[Begin]

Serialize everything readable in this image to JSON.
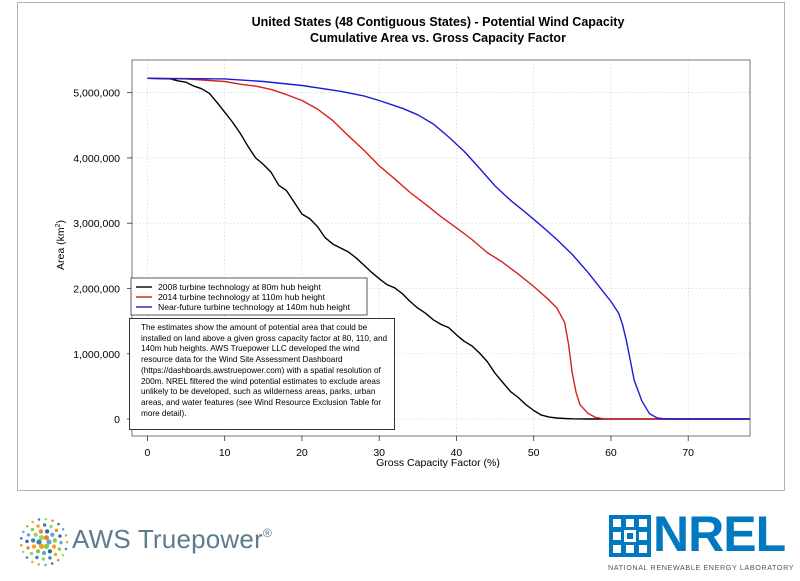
{
  "chart_data": {
    "type": "line",
    "title": "United States (48 Contiguous States) - Potential Wind Capacity",
    "subtitle": "Cumulative Area vs. Gross Capacity Factor",
    "xlabel": "Gross Capacity Factor (%)",
    "ylabel": "Area (km",
    "ylabel_sup": "2",
    "ylabel_end": ")",
    "xlim": [
      -2,
      78
    ],
    "ylim": [
      -260000,
      5500000
    ],
    "x_ticks": [
      0,
      10,
      20,
      30,
      40,
      50,
      60,
      70
    ],
    "x_tick_labels": [
      "0",
      "10",
      "20",
      "30",
      "40",
      "50",
      "60",
      "70"
    ],
    "y_ticks": [
      0,
      1000000,
      2000000,
      3000000,
      4000000,
      5000000
    ],
    "y_tick_labels": [
      "0",
      "1,000,000",
      "2,000,000",
      "3,000,000",
      "4,000,000",
      "5,000,000"
    ],
    "grid": true,
    "legend_position": "middle-left",
    "series": [
      {
        "name": "2008 turbine technology at 80m hub height",
        "color": "#000000",
        "x": [
          0,
          3,
          4,
          5,
          6,
          7,
          8,
          9,
          10,
          11,
          12,
          13,
          14,
          15,
          16,
          17,
          18,
          19,
          20,
          21,
          22,
          23,
          24,
          25,
          26,
          27,
          28,
          29,
          30,
          31,
          32,
          33,
          34,
          35,
          36,
          37,
          38,
          39,
          40,
          41,
          42,
          43,
          44,
          45,
          46,
          47,
          48,
          49,
          50,
          51,
          52,
          53,
          54,
          55,
          56,
          57,
          58,
          78
        ],
        "values": [
          5220000,
          5210000,
          5180000,
          5160000,
          5100000,
          5060000,
          4990000,
          4850000,
          4700000,
          4550000,
          4380000,
          4180000,
          4000000,
          3900000,
          3780000,
          3580000,
          3500000,
          3320000,
          3140000,
          3070000,
          2950000,
          2780000,
          2680000,
          2620000,
          2560000,
          2470000,
          2360000,
          2250000,
          2150000,
          2060000,
          2010000,
          1920000,
          1800000,
          1700000,
          1620000,
          1520000,
          1450000,
          1400000,
          1290000,
          1190000,
          1120000,
          1010000,
          880000,
          700000,
          560000,
          420000,
          330000,
          220000,
          130000,
          60000,
          30000,
          15000,
          8000,
          4000,
          2000,
          1000,
          0,
          0
        ]
      },
      {
        "name": "2014 turbine technology at 110m hub height",
        "color": "#d62020",
        "x": [
          0,
          5,
          10,
          12,
          14,
          16,
          18,
          20,
          22,
          24,
          26,
          28,
          30,
          32,
          34,
          36,
          38,
          40,
          42,
          44,
          46,
          48,
          50,
          52,
          53,
          54,
          54.5,
          55,
          55.5,
          56,
          57,
          58,
          59,
          60,
          78
        ],
        "values": [
          5220000,
          5210000,
          5170000,
          5130000,
          5100000,
          5050000,
          4970000,
          4880000,
          4750000,
          4570000,
          4340000,
          4120000,
          3880000,
          3680000,
          3470000,
          3290000,
          3100000,
          2930000,
          2750000,
          2550000,
          2400000,
          2220000,
          2030000,
          1820000,
          1700000,
          1480000,
          1150000,
          700000,
          400000,
          220000,
          90000,
          25000,
          5000,
          0,
          0
        ]
      },
      {
        "name": "Near-future turbine technology at 140m hub height",
        "color": "#1c1cd6",
        "x": [
          0,
          10,
          15,
          20,
          25,
          28,
          30,
          33,
          35,
          37,
          39,
          41,
          43,
          45,
          47,
          49,
          51,
          53,
          55,
          57,
          59,
          60,
          61,
          61.5,
          62,
          62.5,
          63,
          64,
          65,
          66,
          67,
          78
        ],
        "values": [
          5220000,
          5210000,
          5170000,
          5110000,
          5020000,
          4950000,
          4880000,
          4760000,
          4660000,
          4520000,
          4320000,
          4100000,
          3840000,
          3570000,
          3350000,
          3160000,
          2960000,
          2750000,
          2520000,
          2250000,
          1950000,
          1800000,
          1620000,
          1450000,
          1200000,
          900000,
          600000,
          280000,
          80000,
          15000,
          0,
          0
        ]
      }
    ]
  },
  "note": {
    "text": "The estimates show the amount of potential area that could be installed on land above a given gross capacity factor at 80, 110, and 140m hub heights. AWS Truepower LLC developed the wind resource data for the Wind Site Assessment Dashboard (https://dashboards.awstruepower.com) with a spatial resolution of 200m. NREL filtered the wind potential estimates to exclude areas unlikely to be developed, such as wilderness areas, parks, urban areas, and water features (see Wind Resource Exclusion Table for more detail)."
  },
  "logos": {
    "aws": {
      "name": "AWS Truepower",
      "reg": "®"
    },
    "nrel": {
      "name": "NREL",
      "subtitle": "NATIONAL RENEWABLE ENERGY LABORATORY",
      "color": "#0079c1"
    }
  }
}
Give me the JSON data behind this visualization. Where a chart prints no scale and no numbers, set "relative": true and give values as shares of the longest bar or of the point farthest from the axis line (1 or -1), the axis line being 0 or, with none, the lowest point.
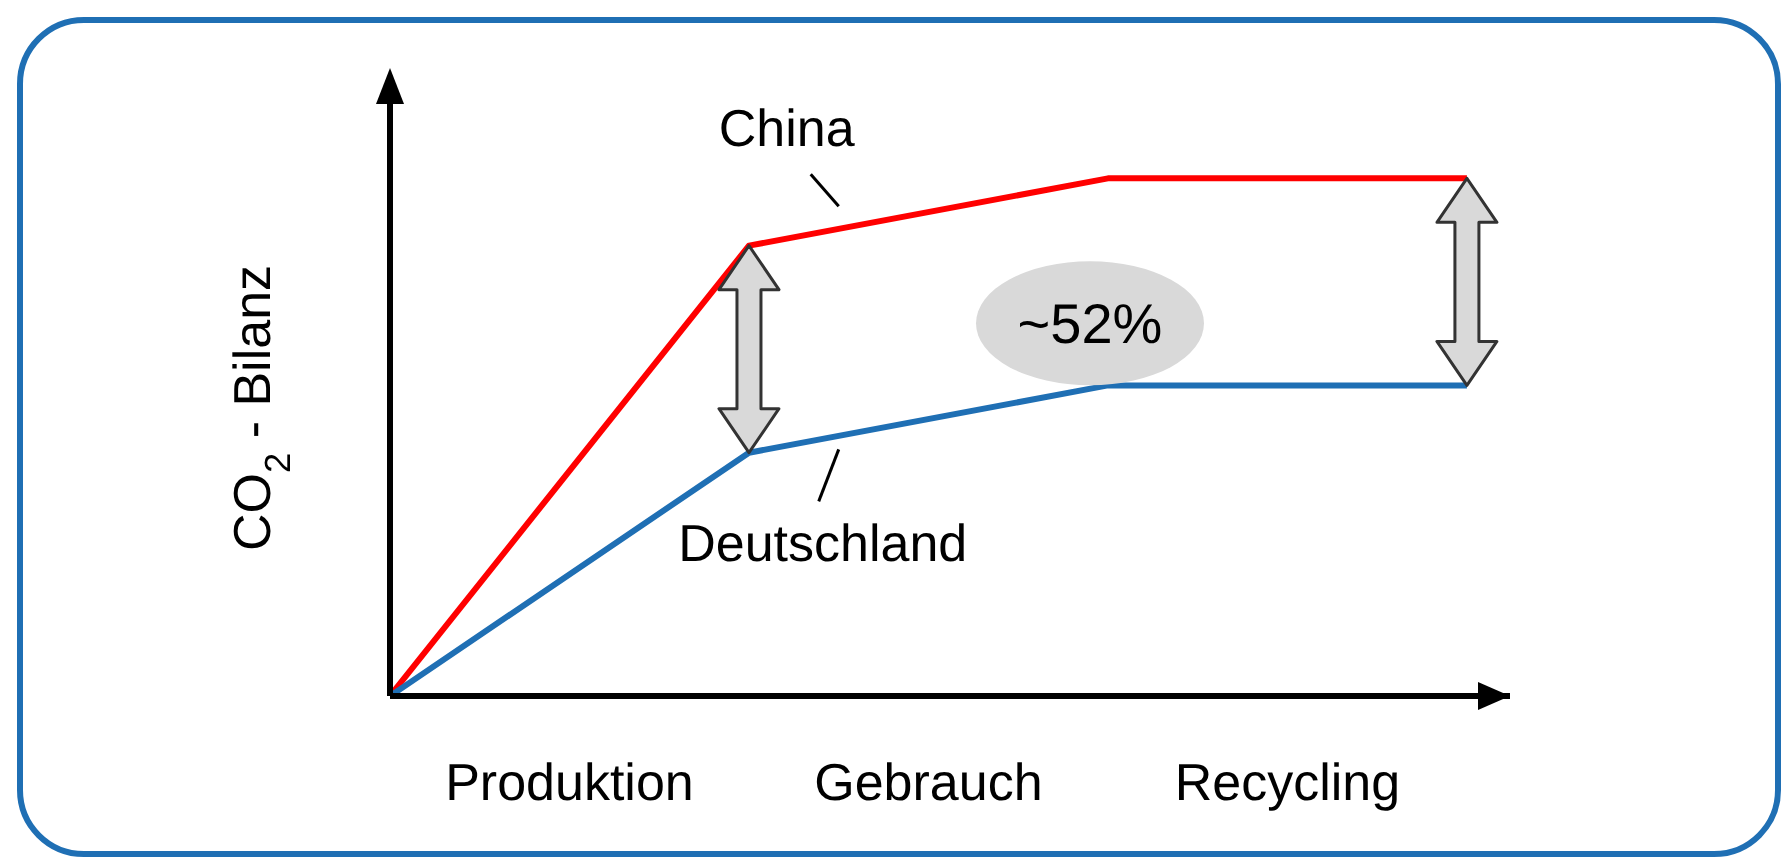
{
  "chart_data": {
    "type": "line",
    "relative": true,
    "ylabel": "CO$_{2}$ - Bilanz",
    "categories": [
      null,
      "Produktion",
      null,
      "Gebrauch",
      null,
      "Recycling",
      null
    ],
    "annotations": [
      "~52%"
    ],
    "legend": false,
    "grid": false,
    "marker": "none",
    "line_style": "solid",
    "series": [
      {
        "name": "China",
        "color": "#ff0000",
        "values": [
          0,
          null,
          0.87,
          null,
          1,
          null,
          1
        ]
      },
      {
        "name": "Deutschland",
        "color": "#1f6fb4",
        "values": [
          0,
          null,
          0.47,
          null,
          0.6,
          null,
          0.6
        ]
      }
    ]
  }
}
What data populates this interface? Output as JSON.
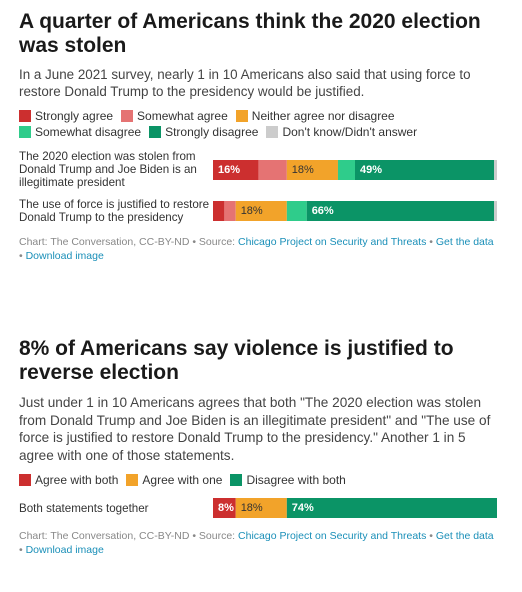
{
  "colors": {
    "strongly_agree": "#cc2f2f",
    "somewhat_agree": "#e57373",
    "neither": "#f2a32a",
    "somewhat_disagree": "#2fcc8b",
    "strongly_disagree": "#0b9466",
    "dont_know": "#cccccc",
    "link": "#1a8fb8"
  },
  "chart_data": [
    {
      "type": "bar",
      "orientation": "horizontal",
      "stacked": true,
      "title": "A quarter of Americans think the 2020 election was stolen",
      "subtitle": "In a June 2021 survey, nearly 1 in 10 Americans also said that using force to restore Donald Trump to the presidency would be justified.",
      "categories": [
        "The 2020 election was stolen from Donald Trump and Joe Biden is an illegitimate president",
        "The use of force is justified to restore Donald Trump to the presidency"
      ],
      "series": [
        {
          "name": "Strongly agree",
          "color": "#cc2f2f",
          "values": [
            16,
            4
          ],
          "labels": [
            "16%",
            ""
          ]
        },
        {
          "name": "Somewhat agree",
          "color": "#e57373",
          "values": [
            10,
            4
          ],
          "labels": [
            "",
            ""
          ]
        },
        {
          "name": "Neither agree nor disagree",
          "color": "#f2a32a",
          "values": [
            18,
            18
          ],
          "labels": [
            "18%",
            "18%"
          ]
        },
        {
          "name": "Somewhat disagree",
          "color": "#2fcc8b",
          "values": [
            6,
            7
          ],
          "labels": [
            "",
            ""
          ]
        },
        {
          "name": "Strongly disagree",
          "color": "#0b9466",
          "values": [
            49,
            66
          ],
          "labels": [
            "49%",
            "66%"
          ]
        },
        {
          "name": "Don't know/Didn't answer",
          "color": "#cccccc",
          "values": [
            1,
            1
          ],
          "labels": [
            "",
            ""
          ]
        }
      ],
      "xlim": [
        0,
        100
      ],
      "legend": "top",
      "footer": {
        "credit": "Chart: The Conversation, CC-BY-ND • Source: ",
        "source_link": "Chicago Project on Security and Threats",
        "sep": " • ",
        "get_data": "Get the data",
        "download": "Download image"
      }
    },
    {
      "type": "bar",
      "orientation": "horizontal",
      "stacked": true,
      "title": "8% of Americans say violence is justified to reverse election",
      "subtitle": "Just under 1 in 10 Americans agrees that both \"The 2020 election was stolen from Donald Trump and Joe Biden is an illegitimate president\" and \"The use of force is justified to restore Donald Trump to the presidency.\" Another 1 in 5 agree with one of those statements.",
      "categories": [
        "Both statements together"
      ],
      "series": [
        {
          "name": "Agree with both",
          "color": "#cc2f2f",
          "values": [
            8
          ],
          "labels": [
            "8%"
          ]
        },
        {
          "name": "Agree with one",
          "color": "#f2a32a",
          "values": [
            18
          ],
          "labels": [
            "18%"
          ]
        },
        {
          "name": "Disagree with both",
          "color": "#0b9466",
          "values": [
            74
          ],
          "labels": [
            "74%"
          ]
        }
      ],
      "xlim": [
        0,
        100
      ],
      "legend": "top",
      "footer": {
        "credit": "Chart: The Conversation, CC-BY-ND • Source: ",
        "source_link": "Chicago Project on Security and Threats",
        "sep": " • ",
        "get_data": "Get the data",
        "download": "Download image"
      }
    }
  ]
}
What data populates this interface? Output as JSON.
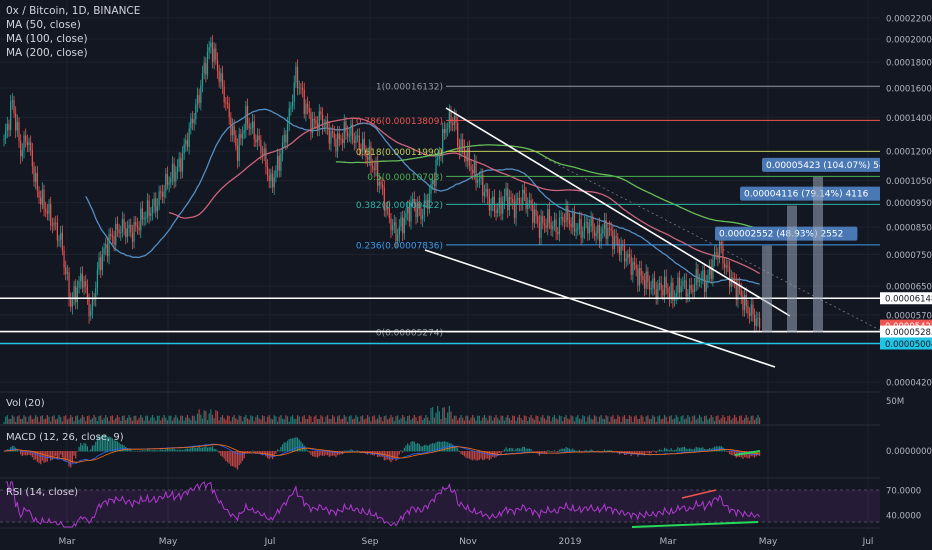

[End]

(WHAT YOU ARE ASKED TO DO) Pull out every line holding "this" from the records above, and copy it.

(TASK ANSWER)
Serialize everything readable in this image to JSON.
Give me the JSON data behind this visualization. Where a chart prints no scale and no numbers, set "relative": true and give values as shares of the longest bar or of the point farthest from the axis line (1 or -1), the axis line being 0 or, with none, the lowest point.
What data populates this interface? Output as JSON.
What data populates this interface? Output as JSON.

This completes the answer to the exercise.